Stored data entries

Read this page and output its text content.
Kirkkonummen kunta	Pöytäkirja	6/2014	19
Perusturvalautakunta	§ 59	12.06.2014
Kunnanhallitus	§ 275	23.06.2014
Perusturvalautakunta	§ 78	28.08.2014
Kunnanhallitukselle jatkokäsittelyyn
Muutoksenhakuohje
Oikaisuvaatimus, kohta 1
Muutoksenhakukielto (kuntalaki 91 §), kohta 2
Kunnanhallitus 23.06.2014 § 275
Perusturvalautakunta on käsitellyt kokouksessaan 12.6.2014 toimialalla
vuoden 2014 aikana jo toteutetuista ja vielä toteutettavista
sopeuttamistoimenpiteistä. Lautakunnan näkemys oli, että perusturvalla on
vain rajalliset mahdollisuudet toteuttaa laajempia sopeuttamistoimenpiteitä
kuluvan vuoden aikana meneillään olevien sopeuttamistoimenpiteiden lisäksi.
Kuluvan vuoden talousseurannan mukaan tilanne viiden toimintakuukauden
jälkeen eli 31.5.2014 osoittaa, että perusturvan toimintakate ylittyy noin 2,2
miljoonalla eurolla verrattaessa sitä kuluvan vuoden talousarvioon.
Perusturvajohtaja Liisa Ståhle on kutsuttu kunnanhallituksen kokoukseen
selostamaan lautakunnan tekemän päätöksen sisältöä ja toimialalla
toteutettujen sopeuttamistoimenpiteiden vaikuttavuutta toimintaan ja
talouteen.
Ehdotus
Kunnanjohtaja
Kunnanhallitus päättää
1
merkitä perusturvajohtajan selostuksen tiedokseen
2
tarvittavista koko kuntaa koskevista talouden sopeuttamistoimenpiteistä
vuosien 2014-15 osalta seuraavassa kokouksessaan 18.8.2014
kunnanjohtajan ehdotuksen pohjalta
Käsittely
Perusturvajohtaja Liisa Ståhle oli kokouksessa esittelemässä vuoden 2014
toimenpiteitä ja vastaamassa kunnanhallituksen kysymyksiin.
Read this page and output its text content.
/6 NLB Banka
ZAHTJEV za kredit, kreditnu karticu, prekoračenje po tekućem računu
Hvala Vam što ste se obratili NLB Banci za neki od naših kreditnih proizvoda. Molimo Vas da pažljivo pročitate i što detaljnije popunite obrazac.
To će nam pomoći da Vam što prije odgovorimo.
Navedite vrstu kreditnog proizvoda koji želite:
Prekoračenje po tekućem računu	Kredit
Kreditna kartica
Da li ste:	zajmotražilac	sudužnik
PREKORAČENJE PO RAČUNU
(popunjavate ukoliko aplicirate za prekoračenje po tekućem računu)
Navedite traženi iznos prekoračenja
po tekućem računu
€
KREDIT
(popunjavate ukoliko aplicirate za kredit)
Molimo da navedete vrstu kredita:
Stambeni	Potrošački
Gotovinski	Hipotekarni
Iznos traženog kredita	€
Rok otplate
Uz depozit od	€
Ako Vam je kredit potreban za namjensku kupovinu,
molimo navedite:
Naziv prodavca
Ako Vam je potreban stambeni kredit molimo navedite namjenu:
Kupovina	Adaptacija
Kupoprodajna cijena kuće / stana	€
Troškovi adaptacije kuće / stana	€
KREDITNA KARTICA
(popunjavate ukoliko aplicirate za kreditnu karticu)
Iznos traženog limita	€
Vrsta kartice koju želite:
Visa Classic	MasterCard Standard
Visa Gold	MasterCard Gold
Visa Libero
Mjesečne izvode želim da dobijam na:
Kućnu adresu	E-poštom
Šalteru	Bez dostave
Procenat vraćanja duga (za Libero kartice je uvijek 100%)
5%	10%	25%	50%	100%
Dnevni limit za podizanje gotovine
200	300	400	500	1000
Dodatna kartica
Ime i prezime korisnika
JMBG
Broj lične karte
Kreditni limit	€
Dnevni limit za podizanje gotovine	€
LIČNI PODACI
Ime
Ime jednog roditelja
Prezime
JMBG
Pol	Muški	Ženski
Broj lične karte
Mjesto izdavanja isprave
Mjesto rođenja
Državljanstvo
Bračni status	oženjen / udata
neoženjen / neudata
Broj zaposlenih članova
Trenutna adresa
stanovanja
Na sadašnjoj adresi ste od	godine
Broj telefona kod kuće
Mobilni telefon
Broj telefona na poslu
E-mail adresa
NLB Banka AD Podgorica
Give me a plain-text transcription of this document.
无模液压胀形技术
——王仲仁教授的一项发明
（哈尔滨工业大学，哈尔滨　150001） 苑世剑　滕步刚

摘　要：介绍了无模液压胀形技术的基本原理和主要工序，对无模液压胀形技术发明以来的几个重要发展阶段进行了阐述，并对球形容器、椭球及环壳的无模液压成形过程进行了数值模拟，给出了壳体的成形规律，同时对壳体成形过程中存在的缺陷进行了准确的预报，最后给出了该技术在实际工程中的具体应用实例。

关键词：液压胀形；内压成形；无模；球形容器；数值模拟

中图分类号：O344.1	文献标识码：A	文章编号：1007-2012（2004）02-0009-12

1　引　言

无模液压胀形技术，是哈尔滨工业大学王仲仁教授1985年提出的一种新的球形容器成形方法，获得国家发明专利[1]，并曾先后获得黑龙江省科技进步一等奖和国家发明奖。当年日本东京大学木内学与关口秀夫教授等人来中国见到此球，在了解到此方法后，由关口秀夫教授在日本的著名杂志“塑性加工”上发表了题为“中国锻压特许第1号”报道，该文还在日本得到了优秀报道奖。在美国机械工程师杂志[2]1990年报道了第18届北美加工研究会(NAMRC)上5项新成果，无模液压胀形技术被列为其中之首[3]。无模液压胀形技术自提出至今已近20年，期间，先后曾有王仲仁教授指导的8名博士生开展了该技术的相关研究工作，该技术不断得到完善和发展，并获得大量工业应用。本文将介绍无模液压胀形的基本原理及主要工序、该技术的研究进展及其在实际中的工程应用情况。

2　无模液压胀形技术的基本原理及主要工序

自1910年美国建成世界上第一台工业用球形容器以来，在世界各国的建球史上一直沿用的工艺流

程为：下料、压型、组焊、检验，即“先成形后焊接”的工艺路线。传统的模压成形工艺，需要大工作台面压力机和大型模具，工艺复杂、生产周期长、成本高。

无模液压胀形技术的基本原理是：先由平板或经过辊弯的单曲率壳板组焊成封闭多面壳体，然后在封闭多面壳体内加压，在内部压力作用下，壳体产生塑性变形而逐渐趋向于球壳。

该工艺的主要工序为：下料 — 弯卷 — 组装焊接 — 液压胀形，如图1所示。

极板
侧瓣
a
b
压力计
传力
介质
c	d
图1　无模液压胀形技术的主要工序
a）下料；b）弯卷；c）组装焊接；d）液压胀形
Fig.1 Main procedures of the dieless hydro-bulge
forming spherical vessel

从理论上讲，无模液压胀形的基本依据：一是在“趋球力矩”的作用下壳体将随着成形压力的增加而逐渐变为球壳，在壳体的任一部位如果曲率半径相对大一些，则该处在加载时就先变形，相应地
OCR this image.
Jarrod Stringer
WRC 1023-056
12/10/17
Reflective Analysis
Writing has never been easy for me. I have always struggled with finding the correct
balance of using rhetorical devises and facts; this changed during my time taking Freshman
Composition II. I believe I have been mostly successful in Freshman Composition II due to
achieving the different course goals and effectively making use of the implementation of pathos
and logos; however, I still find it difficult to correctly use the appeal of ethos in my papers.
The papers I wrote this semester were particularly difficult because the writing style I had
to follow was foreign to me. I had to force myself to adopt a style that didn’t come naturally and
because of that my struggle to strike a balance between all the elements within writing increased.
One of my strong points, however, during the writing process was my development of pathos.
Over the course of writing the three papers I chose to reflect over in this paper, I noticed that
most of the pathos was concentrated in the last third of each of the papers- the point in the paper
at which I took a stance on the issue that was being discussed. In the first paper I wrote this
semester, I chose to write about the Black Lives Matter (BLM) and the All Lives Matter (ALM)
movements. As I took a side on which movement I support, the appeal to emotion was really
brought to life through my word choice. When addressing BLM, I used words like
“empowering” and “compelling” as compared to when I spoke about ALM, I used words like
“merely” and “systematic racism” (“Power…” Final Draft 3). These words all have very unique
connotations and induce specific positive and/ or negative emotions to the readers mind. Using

To be done
Show every line of the listing in which the string "vuoden" can be found.

Result of the task
vuoden 2014 aikana jo toteutetuista ja vielä toteutettavista
kuluvan vuoden aikana meneillään olevien sopeuttamistoimenpiteiden lisäksi.
Kuluvan vuoden talousseurannan mukaan tilanne viiden toimintakuukauden
miljoonalla eurolla verrattaessa sitä kuluvan vuoden talousarvioon.
Perusturvajohtaja Liisa Ståhle oli kokouksessa esittelemässä vuoden 2014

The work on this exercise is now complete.